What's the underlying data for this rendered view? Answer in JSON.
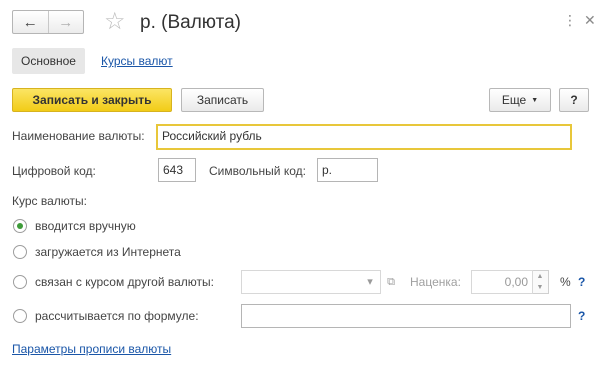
{
  "nav": {
    "back_icon": "←",
    "forward_icon": "→"
  },
  "window": {
    "title": "р. (Валюта)",
    "star_icon": "☆",
    "menu_icon": "⋮",
    "close_icon": "✕"
  },
  "tabs": {
    "main_label": "Основное",
    "rates_link": "Курсы валют"
  },
  "toolbar": {
    "save_close_label": "Записать и закрыть",
    "save_label": "Записать",
    "more_label": "Еще",
    "more_caret": "▼",
    "help_label": "?"
  },
  "form": {
    "name_label": "Наименование валюты:",
    "name_value": "Российский рубль",
    "digital_code_label": "Цифровой код:",
    "digital_code_value": "643",
    "symbol_code_label": "Символьный код:",
    "symbol_code_value": "р.",
    "rate_section_label": "Курс валюты:",
    "rate_options": [
      {
        "label": "вводится вручную",
        "checked": true
      },
      {
        "label": "загружается из Интернета",
        "checked": false
      },
      {
        "label": "связан с курсом другой валюты:",
        "checked": false
      },
      {
        "label": "рассчитывается по формуле:",
        "checked": false
      }
    ],
    "linked_currency_value": "",
    "dropdown_icon": "▾",
    "open_icon": "⧉",
    "markup_label": "Наценка:",
    "markup_value": "0,00",
    "spin_up": "▲",
    "spin_down": "▼",
    "percent_label": "%",
    "formula_value": "",
    "help_mark": "?",
    "spelling_params_link": "Параметры прописи валюты"
  },
  "colors": {
    "accent_yellow": "#f5d020",
    "link_blue": "#1a56a8",
    "radio_green": "#3d9b39"
  }
}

■ ■ ■

§ **Directions for this task**
Print the full listing exactly, dropping the pictures.

§ **Full output**
What's the underlying data for this rendered view? Answer in JSON.
{
  "nav": {
    "back_icon": "←",
    "forward_icon": "→"
  },
  "window": {
    "title": "р. (Валюта)",
    "star_icon": "☆",
    "menu_icon": "⋮",
    "close_icon": "✕"
  },
  "tabs": {
    "main_label": "Основное",
    "rates_link": "Курсы валют"
  },
  "toolbar": {
    "save_close_label": "Записать и закрыть",
    "save_label": "Записать",
    "more_label": "Еще",
    "more_caret": "▼",
    "help_label": "?"
  },
  "form": {
    "name_label": "Наименование валюты:",
    "name_value": "Российский рубль",
    "digital_code_label": "Цифровой код:",
    "digital_code_value": "643",
    "symbol_code_label": "Символьный код:",
    "symbol_code_value": "р.",
    "rate_section_label": "Курс валюты:",
    "rate_options": [
      {
        "label": "вводится вручную",
        "checked": true
      },
      {
        "label": "загружается из Интернета",
        "checked": false
      },
      {
        "label": "связан с курсом другой валюты:",
        "checked": false
      },
      {
        "label": "рассчитывается по формуле:",
        "checked": false
      }
    ],
    "linked_currency_value": "",
    "dropdown_icon": "▾",
    "open_icon": "⧉",
    "markup_label": "Наценка:",
    "markup_value": "0,00",
    "spin_up": "▲",
    "spin_down": "▼",
    "percent_label": "%",
    "formula_value": "",
    "help_mark": "?",
    "spelling_params_link": "Параметры прописи валюты"
  },
  "colors": {
    "accent_yellow": "#f5d020",
    "link_blue": "#1a56a8",
    "radio_green": "#3d9b39"
  }
}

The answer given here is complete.